Copy out the lines that include the word "true".

### INPUT FOR THIS TASK

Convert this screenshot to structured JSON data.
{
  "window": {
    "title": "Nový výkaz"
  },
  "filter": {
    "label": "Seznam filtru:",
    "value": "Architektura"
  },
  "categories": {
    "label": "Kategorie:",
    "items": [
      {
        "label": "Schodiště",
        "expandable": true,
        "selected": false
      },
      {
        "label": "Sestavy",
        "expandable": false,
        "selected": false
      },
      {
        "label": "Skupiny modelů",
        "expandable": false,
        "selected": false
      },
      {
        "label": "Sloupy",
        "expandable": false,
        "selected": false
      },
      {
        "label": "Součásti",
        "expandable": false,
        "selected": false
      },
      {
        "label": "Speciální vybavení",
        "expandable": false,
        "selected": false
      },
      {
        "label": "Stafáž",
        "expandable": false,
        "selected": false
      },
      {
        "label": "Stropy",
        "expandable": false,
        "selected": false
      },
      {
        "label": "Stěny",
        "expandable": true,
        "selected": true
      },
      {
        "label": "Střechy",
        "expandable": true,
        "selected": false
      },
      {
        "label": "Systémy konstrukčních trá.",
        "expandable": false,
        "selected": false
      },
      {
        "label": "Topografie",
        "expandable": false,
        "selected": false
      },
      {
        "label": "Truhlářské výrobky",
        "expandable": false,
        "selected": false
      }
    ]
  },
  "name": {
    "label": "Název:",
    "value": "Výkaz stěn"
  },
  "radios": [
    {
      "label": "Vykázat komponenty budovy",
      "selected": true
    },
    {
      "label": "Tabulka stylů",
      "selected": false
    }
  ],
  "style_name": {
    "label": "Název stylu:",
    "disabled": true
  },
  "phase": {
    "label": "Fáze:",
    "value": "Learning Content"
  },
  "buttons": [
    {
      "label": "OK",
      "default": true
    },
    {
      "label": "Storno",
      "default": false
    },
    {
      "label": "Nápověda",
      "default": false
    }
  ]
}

######

RESPONSE FOR THIS EXERCISE —
        "expandable": true,
        "expandable": true,
        "selected": true
        "expandable": true,
      "selected": true
    "disabled": true
      "default": true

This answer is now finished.